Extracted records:
- - -

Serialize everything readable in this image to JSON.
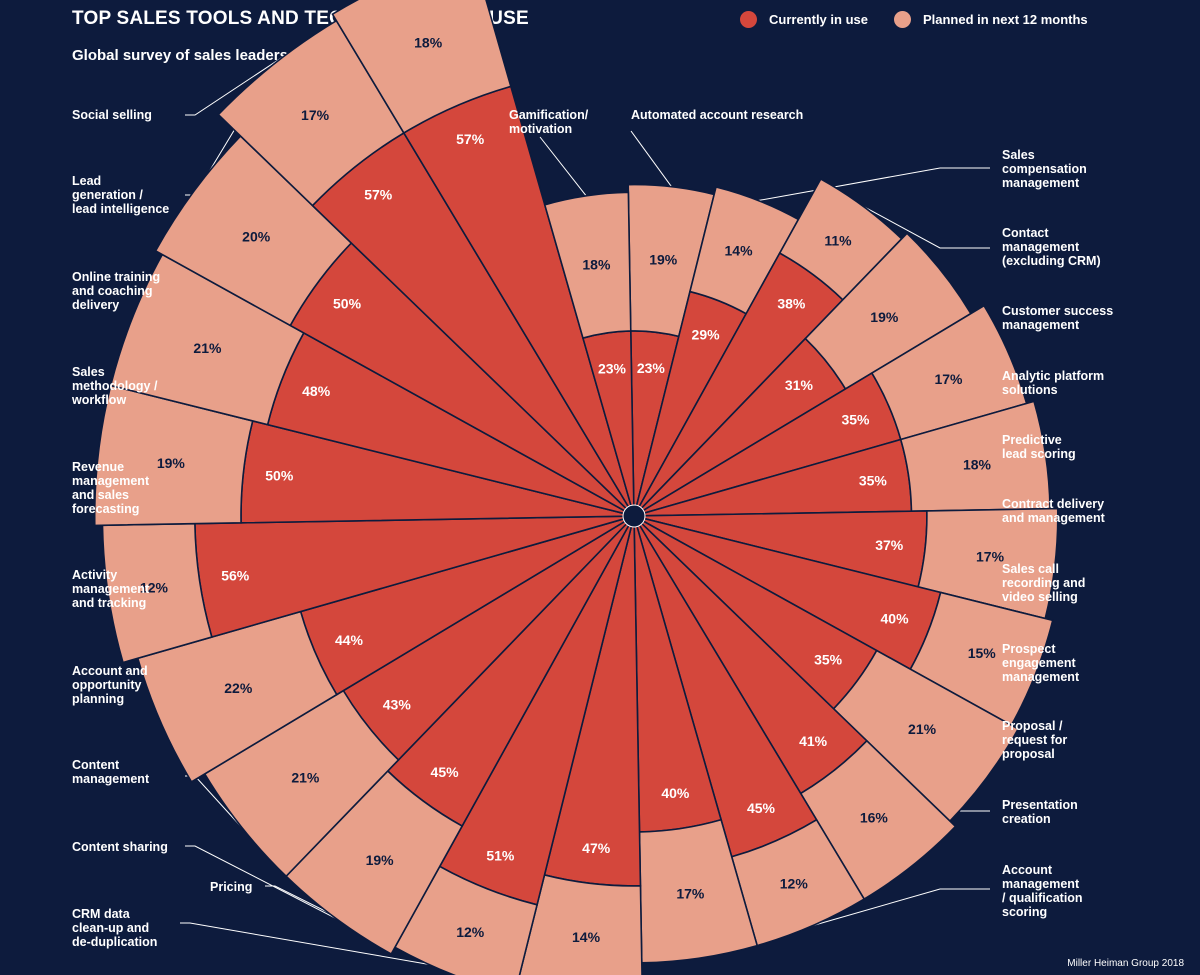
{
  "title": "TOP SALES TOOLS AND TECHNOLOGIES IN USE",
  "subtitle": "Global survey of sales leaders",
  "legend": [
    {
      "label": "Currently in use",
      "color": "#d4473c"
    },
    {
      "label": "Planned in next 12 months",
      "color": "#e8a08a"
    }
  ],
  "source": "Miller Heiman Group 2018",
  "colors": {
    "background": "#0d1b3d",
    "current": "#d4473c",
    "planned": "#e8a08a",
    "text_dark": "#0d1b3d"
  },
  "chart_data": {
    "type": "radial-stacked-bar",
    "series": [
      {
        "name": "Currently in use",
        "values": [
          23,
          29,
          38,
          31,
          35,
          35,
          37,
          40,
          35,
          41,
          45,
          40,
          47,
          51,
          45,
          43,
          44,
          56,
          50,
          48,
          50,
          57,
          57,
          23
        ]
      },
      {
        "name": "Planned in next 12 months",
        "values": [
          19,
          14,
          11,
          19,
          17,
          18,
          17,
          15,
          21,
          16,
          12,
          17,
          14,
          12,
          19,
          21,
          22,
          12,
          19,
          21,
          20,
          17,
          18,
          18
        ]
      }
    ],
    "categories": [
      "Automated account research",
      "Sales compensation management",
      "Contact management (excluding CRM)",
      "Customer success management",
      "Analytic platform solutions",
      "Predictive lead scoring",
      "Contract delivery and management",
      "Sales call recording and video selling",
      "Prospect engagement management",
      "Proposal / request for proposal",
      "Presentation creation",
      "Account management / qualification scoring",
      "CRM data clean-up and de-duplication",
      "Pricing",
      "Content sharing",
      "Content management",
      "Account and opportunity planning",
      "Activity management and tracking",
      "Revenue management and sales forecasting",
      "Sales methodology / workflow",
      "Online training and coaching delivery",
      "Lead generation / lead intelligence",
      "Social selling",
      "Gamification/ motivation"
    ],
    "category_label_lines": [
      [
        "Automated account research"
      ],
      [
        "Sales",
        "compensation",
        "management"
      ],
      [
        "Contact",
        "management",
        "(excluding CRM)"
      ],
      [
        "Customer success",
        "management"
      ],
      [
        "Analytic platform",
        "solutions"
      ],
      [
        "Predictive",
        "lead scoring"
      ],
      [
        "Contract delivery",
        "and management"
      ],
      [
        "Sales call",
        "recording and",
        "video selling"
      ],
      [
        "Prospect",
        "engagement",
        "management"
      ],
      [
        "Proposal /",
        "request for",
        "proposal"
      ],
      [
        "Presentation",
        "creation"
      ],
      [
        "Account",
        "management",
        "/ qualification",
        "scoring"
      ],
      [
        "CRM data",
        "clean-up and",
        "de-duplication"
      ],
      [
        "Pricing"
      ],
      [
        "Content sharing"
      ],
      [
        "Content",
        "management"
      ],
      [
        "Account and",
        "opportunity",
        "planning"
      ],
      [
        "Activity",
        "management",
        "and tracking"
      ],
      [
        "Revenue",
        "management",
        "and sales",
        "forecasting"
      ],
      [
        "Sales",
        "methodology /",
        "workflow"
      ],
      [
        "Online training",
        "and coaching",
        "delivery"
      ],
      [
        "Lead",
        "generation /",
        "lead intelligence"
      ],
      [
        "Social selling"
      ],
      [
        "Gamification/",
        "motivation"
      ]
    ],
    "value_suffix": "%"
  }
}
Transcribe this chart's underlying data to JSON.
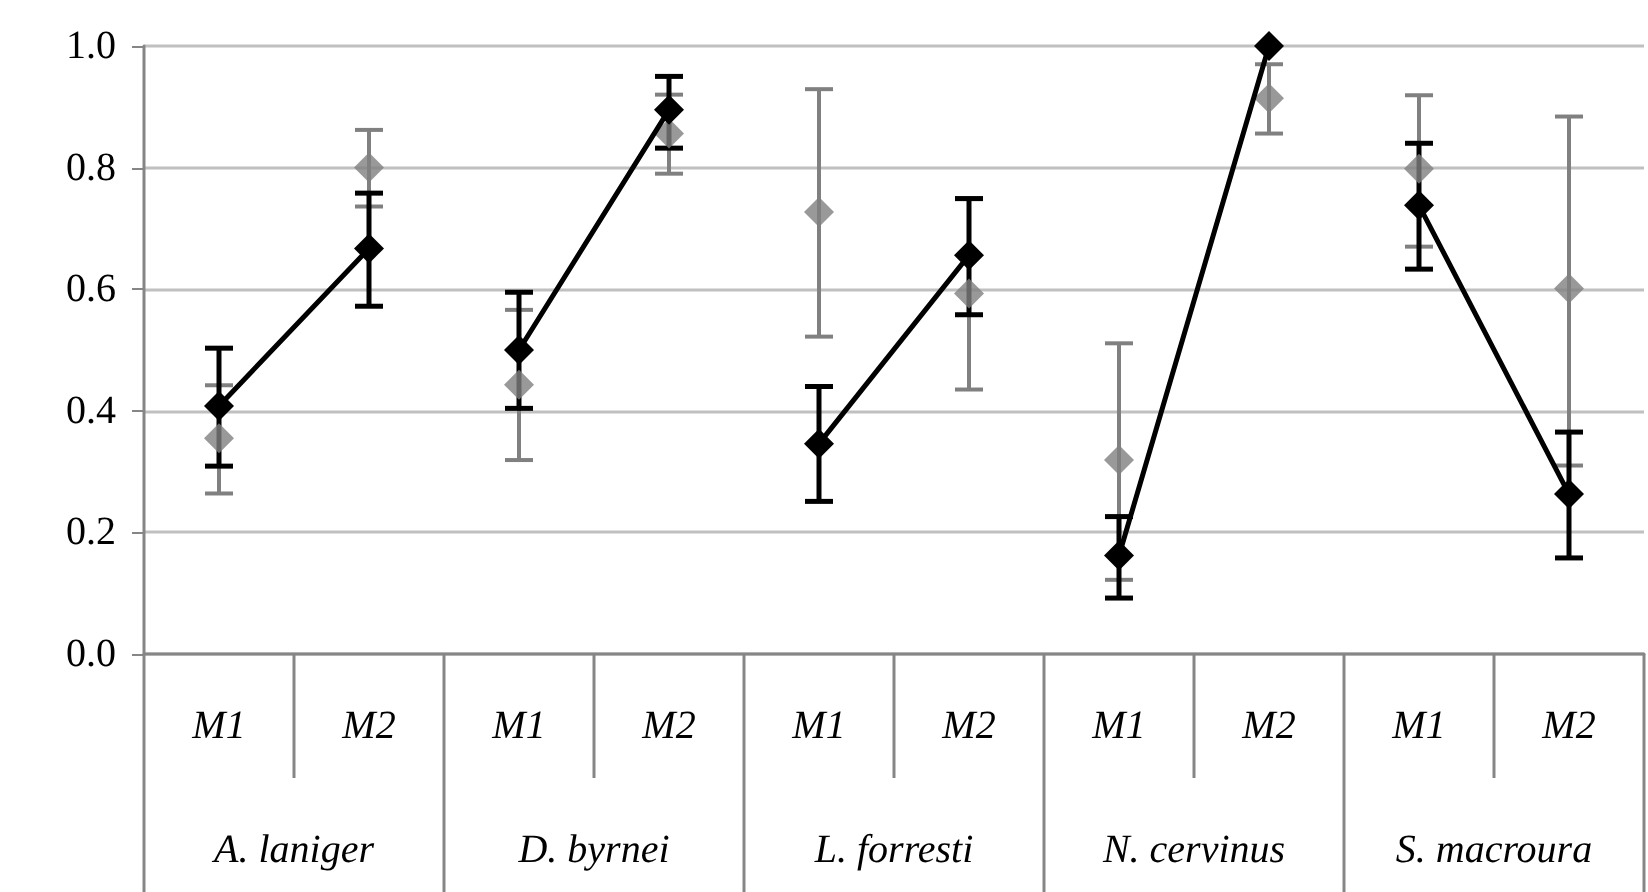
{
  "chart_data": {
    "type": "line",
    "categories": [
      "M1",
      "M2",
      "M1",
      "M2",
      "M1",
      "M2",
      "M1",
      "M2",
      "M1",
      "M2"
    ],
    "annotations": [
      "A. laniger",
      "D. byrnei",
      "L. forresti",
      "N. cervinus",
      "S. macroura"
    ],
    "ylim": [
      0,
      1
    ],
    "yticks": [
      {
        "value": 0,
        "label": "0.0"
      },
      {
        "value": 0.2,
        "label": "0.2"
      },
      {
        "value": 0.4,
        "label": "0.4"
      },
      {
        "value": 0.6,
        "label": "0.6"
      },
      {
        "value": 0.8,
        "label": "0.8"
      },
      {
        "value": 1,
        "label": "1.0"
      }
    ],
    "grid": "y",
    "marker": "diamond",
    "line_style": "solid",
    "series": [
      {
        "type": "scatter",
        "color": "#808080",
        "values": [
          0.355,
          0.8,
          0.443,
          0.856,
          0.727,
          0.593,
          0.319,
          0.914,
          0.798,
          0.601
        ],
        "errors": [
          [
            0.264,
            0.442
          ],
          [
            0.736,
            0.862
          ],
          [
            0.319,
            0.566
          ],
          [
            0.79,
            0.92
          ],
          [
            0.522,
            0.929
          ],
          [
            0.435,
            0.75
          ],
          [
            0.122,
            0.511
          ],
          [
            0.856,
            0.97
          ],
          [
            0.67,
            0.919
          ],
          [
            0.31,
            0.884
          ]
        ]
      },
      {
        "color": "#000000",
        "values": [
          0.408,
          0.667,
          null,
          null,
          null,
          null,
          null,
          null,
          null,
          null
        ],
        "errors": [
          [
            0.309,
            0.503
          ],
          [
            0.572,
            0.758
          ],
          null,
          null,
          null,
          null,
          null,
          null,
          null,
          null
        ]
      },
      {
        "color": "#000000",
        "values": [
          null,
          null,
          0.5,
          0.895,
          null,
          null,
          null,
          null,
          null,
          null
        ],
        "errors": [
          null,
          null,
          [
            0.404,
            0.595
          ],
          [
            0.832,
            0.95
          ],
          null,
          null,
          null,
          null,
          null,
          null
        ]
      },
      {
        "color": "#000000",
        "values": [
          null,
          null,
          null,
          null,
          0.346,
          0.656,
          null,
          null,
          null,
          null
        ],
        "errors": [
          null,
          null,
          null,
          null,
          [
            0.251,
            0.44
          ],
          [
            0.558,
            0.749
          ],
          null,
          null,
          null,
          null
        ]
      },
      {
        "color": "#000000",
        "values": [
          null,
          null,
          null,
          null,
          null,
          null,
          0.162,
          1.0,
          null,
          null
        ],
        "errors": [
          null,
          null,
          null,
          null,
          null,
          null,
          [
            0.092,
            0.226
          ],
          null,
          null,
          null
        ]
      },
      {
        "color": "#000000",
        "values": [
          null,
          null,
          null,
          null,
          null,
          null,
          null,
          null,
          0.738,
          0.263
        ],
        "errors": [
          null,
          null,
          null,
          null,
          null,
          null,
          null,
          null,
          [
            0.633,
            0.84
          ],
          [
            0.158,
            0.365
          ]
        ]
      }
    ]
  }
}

- - -

▸ DO THIS: Every line above that contains the word "intelligence" should be reported.

▸ EXERCISE RESPONSE:
      "Lead generation / lead intelligence",
        "lead intelligence"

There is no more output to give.